- Exercise directions
In the entries below, find every line holding the string "JSON" and collect it.
==*==
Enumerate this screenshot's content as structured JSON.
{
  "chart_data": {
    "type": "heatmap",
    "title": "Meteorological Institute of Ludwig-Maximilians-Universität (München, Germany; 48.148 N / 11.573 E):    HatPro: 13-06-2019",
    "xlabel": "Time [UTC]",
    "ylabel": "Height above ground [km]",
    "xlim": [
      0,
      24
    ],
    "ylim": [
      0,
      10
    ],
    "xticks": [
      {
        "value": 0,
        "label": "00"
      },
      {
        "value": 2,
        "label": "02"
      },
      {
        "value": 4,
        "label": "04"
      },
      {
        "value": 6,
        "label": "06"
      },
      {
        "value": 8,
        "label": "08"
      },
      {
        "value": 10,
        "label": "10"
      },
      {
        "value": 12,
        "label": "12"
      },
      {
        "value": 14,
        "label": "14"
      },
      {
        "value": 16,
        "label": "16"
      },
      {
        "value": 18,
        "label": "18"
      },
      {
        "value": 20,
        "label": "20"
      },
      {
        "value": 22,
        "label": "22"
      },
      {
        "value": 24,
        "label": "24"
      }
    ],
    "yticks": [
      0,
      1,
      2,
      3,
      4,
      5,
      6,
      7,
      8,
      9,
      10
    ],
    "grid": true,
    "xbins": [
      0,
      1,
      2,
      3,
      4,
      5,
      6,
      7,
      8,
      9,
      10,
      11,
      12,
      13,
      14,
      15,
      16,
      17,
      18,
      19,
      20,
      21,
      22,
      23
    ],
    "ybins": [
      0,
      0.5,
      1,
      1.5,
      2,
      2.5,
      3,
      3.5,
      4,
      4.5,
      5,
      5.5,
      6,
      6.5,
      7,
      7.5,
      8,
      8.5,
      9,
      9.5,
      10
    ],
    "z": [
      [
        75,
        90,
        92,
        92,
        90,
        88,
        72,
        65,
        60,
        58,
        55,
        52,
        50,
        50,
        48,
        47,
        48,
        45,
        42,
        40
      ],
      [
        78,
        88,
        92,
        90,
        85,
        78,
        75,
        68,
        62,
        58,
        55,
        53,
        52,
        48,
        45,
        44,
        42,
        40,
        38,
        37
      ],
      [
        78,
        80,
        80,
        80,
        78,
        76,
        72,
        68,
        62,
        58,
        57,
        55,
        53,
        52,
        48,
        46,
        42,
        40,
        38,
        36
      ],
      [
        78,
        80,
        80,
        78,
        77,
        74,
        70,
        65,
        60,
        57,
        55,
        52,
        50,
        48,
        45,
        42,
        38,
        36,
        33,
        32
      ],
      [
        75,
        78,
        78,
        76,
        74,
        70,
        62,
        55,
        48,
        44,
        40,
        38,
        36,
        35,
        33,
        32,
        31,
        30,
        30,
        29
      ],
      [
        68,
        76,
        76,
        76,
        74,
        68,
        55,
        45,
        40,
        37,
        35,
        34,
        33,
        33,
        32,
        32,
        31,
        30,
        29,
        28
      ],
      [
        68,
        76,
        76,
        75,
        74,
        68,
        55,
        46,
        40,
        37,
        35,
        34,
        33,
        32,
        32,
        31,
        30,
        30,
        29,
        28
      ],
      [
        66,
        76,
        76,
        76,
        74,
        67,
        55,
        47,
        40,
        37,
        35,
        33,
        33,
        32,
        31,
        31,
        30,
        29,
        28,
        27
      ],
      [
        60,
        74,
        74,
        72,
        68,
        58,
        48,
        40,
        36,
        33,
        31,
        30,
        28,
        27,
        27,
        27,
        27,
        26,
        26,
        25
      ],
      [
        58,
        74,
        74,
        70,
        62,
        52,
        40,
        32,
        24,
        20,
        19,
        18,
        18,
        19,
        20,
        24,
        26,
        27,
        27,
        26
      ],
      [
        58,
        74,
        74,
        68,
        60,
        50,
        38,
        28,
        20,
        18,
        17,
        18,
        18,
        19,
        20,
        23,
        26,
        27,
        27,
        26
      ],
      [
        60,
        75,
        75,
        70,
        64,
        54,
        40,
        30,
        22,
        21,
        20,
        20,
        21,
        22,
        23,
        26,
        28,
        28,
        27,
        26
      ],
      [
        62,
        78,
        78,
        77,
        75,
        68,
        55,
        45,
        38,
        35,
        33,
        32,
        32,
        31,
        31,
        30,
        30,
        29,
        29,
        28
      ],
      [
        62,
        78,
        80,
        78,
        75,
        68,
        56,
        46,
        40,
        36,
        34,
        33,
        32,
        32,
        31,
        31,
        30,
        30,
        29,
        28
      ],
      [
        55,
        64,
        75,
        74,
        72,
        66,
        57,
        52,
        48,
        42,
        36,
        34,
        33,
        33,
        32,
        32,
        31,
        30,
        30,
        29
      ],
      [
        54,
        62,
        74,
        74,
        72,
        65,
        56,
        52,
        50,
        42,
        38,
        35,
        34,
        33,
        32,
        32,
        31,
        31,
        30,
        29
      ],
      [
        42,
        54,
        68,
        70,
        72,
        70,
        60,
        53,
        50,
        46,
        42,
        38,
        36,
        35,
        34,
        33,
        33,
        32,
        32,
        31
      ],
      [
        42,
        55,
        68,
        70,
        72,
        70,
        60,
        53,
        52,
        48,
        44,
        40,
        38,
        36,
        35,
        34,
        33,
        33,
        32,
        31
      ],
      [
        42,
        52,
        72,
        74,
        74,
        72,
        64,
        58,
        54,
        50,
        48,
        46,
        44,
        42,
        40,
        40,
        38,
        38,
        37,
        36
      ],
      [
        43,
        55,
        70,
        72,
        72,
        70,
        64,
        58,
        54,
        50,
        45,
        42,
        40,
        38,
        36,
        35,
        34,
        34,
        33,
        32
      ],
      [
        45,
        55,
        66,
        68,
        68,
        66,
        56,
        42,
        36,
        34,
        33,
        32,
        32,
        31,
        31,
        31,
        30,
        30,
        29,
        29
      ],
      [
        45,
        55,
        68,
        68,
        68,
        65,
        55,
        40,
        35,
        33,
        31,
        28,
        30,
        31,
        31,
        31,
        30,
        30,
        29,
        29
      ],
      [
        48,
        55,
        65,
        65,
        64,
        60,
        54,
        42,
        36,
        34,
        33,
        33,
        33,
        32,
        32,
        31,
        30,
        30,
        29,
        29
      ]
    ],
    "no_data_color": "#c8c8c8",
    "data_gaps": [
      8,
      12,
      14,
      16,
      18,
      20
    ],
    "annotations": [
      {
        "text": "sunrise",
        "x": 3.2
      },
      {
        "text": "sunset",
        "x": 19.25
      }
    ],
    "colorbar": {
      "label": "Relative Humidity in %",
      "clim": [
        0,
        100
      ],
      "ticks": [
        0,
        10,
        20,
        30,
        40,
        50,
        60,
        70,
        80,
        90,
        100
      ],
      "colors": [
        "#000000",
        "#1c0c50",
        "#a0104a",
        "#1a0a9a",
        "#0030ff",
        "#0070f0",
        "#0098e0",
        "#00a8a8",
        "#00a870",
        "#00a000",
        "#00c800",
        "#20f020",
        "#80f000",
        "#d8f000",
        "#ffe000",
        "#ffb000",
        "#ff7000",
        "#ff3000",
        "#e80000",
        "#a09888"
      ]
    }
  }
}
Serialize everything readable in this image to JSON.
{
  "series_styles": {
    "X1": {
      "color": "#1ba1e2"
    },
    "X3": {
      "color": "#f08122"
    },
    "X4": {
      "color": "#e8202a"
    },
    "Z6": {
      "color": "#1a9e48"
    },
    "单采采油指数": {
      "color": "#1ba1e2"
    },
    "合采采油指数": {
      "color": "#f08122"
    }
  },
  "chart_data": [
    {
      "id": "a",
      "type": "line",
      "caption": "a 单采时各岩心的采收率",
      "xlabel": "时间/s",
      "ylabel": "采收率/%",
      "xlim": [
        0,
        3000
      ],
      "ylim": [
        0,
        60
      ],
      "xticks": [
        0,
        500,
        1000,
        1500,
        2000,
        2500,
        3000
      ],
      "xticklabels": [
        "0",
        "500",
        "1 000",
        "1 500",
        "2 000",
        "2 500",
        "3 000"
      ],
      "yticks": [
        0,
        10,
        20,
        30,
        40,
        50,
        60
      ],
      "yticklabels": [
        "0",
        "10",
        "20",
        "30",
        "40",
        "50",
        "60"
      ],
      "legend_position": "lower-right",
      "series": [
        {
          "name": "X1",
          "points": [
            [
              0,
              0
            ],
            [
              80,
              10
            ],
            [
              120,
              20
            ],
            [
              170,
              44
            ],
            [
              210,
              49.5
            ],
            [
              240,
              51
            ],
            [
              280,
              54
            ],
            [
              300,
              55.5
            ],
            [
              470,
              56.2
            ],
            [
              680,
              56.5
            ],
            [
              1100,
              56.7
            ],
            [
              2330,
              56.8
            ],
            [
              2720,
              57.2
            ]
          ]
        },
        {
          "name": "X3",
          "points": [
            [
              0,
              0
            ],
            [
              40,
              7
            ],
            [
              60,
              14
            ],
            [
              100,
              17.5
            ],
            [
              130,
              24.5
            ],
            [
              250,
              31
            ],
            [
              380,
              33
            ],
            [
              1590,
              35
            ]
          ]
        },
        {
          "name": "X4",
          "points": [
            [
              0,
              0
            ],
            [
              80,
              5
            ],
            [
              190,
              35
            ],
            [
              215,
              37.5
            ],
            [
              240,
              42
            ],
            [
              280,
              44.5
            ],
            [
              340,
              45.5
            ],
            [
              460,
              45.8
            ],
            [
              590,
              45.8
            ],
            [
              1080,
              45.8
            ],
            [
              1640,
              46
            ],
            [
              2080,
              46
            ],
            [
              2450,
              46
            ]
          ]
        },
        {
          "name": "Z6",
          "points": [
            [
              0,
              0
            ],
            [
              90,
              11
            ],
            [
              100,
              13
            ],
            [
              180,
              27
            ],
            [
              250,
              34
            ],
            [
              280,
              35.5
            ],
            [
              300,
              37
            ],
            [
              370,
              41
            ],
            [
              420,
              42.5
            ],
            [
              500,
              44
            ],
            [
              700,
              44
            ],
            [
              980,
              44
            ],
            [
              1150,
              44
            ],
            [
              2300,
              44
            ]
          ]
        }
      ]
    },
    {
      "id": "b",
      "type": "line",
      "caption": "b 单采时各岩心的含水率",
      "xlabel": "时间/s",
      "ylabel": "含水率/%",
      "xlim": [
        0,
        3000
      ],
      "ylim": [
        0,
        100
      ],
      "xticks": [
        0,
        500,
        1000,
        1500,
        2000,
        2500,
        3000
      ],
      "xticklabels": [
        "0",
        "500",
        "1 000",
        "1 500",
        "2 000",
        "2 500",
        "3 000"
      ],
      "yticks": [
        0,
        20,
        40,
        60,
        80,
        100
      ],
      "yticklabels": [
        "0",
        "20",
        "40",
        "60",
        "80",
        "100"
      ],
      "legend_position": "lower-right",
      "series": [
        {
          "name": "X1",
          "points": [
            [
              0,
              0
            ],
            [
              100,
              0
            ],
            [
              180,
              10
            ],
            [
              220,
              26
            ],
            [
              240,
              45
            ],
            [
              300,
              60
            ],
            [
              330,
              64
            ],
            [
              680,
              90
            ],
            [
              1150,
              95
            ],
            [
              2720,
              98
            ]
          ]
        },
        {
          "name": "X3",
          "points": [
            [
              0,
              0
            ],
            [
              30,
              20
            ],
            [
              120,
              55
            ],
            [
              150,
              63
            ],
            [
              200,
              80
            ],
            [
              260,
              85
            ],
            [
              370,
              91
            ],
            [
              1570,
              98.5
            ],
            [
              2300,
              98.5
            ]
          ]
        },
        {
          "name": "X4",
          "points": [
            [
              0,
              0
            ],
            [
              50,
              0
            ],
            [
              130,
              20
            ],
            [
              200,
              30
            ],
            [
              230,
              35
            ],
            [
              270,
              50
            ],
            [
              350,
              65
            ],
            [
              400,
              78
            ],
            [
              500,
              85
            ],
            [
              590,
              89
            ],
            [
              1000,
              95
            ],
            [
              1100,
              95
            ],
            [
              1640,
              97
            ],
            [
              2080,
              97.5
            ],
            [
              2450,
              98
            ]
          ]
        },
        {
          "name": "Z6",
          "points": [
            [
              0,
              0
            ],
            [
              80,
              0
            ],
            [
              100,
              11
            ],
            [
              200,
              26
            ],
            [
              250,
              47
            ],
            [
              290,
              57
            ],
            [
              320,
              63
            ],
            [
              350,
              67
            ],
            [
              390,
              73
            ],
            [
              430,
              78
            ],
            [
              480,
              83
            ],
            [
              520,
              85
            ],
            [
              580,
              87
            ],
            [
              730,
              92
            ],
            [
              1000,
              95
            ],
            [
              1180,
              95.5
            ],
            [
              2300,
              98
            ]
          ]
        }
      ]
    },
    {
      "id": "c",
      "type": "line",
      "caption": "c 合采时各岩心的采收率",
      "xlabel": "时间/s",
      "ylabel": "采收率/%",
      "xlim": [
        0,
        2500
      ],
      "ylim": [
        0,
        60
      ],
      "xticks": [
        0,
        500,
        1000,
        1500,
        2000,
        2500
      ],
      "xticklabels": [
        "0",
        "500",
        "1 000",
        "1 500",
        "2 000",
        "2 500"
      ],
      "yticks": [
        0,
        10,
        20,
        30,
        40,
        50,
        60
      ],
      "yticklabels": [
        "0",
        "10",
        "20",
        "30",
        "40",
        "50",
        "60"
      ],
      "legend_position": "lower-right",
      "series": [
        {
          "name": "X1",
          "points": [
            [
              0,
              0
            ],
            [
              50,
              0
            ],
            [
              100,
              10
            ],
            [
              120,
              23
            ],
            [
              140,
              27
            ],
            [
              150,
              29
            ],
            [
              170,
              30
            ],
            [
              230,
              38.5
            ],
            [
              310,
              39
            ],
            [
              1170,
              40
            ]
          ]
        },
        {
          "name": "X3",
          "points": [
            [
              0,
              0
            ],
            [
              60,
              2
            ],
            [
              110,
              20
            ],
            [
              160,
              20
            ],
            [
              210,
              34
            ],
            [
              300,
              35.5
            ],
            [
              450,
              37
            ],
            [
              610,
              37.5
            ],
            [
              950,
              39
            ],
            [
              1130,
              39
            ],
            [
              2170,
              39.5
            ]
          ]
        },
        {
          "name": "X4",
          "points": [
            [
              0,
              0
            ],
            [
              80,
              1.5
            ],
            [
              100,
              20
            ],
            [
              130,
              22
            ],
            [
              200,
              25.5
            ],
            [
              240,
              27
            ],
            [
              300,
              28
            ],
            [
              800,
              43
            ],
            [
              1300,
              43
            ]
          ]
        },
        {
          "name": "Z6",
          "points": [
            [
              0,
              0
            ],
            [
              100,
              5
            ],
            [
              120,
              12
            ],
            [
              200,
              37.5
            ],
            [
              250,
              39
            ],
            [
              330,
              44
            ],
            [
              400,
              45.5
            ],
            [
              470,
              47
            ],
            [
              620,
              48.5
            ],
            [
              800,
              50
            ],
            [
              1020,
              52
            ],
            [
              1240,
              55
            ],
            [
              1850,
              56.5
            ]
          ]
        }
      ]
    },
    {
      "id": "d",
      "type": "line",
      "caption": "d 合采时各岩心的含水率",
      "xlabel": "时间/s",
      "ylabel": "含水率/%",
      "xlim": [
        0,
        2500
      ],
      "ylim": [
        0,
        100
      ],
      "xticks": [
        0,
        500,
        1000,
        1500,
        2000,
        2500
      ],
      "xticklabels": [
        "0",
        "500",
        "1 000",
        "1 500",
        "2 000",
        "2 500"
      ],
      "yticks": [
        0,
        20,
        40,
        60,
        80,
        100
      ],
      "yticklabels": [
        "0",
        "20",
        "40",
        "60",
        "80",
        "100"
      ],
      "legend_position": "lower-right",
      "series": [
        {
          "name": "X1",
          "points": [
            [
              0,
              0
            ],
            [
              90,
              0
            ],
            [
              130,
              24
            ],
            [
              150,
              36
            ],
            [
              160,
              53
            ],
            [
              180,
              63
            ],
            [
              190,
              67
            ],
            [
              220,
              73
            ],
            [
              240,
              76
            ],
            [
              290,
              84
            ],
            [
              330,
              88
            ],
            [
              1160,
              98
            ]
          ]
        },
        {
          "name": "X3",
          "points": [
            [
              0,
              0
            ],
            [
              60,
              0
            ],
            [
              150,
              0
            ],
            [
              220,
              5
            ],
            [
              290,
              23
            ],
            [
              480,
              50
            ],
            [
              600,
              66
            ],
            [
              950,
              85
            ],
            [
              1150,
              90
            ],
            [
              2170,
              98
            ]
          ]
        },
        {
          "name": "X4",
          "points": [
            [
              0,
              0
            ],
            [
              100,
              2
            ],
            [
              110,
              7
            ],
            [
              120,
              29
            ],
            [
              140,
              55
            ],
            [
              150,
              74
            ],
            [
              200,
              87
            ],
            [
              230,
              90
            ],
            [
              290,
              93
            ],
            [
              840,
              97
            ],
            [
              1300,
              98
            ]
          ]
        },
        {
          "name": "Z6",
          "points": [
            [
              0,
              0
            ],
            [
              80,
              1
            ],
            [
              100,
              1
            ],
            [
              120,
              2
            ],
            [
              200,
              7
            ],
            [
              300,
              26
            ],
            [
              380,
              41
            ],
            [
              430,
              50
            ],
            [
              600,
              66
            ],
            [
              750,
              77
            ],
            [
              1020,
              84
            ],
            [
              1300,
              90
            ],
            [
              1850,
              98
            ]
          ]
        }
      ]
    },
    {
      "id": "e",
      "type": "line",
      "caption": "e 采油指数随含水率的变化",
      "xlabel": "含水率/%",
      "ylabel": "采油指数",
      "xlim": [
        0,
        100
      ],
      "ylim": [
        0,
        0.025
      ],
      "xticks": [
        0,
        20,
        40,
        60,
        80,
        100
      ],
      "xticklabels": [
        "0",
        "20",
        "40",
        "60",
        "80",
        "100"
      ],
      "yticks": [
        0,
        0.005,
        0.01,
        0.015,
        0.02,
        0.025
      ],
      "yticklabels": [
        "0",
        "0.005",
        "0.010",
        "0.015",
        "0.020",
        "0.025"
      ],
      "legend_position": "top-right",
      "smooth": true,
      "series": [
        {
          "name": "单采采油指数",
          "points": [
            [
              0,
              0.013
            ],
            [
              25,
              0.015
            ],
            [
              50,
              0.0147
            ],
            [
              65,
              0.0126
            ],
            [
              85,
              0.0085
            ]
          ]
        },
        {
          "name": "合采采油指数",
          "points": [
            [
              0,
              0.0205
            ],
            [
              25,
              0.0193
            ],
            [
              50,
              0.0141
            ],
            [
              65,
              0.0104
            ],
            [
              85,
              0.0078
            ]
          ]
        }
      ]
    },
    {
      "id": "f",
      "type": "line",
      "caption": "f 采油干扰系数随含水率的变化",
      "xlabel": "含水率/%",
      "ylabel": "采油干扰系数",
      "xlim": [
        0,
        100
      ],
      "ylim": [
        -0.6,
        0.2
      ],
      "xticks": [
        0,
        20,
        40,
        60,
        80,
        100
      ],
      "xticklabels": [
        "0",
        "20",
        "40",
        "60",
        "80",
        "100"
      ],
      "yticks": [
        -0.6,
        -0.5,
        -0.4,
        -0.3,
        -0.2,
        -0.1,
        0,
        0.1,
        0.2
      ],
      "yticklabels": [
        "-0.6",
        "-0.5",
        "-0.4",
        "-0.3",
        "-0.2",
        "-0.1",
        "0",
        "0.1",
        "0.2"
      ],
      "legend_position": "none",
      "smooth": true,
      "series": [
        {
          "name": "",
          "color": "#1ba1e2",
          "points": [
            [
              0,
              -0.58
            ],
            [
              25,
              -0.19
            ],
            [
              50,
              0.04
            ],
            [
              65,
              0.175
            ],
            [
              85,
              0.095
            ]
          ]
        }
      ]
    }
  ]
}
==*==
- Reply to the exercise
Enumerate this screenshot's content as structured JSON.
Serialize everything readable in this image to JSON.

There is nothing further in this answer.